* start *

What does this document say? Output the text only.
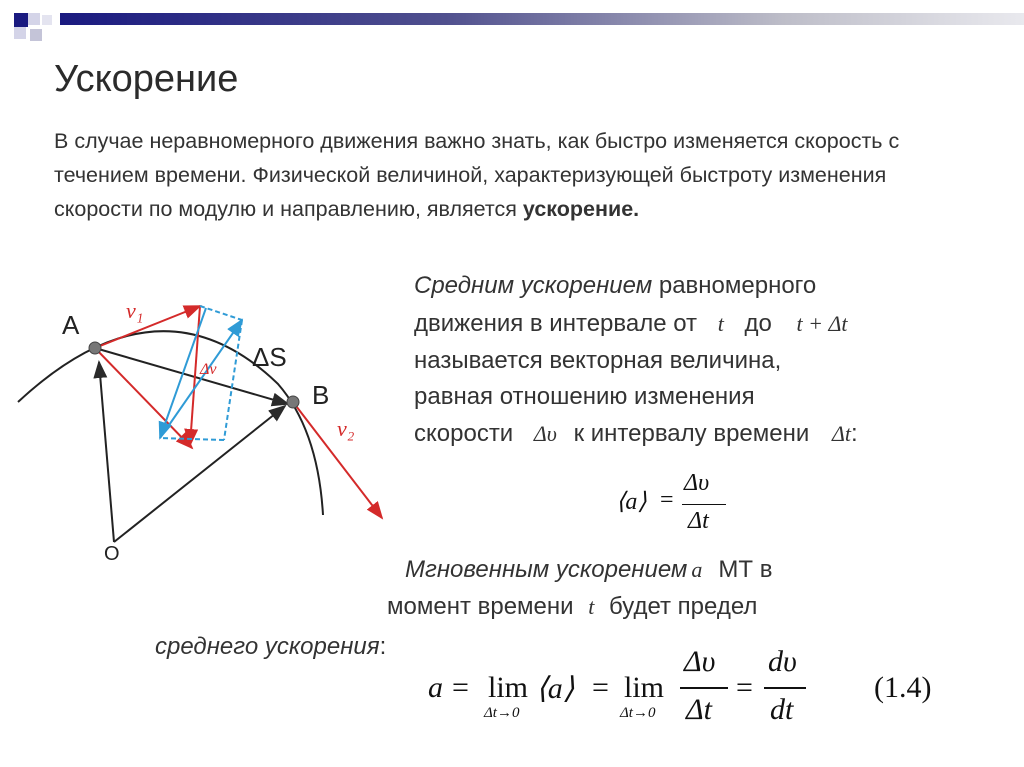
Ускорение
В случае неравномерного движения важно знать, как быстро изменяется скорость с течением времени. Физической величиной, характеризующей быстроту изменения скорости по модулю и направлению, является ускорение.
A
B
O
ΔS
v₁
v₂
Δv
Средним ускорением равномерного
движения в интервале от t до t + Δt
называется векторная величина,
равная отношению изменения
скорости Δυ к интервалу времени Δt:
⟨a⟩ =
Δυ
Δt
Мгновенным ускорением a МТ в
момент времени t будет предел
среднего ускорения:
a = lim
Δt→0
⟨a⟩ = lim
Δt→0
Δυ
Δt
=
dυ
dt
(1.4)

* end *

Exercise description:
Exactly as written, return every line of the listing, but not the pictures.

Problem solution:
What does this document say? Output the text only.
Ускорение
В случае неравномерного движения важно знать, как быстро изменяется скорость с течением времени. Физической величиной, характеризующей быстроту изменения скорости по модулю и направлению, является ускорение.
A
B
O
ΔS
v₁
v₂
Δv
Средним ускорением равномерного
движения в интервале от t до t + Δt
называется векторная величина,
равная отношению изменения
скорости Δυ к интервалу времени Δt:
⟨a⟩ =
Δυ
Δt
Мгновенным ускорением a МТ в
момент времени t будет предел
среднего ускорения:
a = lim
Δt→0
⟨a⟩ = lim
Δt→0
Δυ
Δt
=
dυ
dt
(1.4)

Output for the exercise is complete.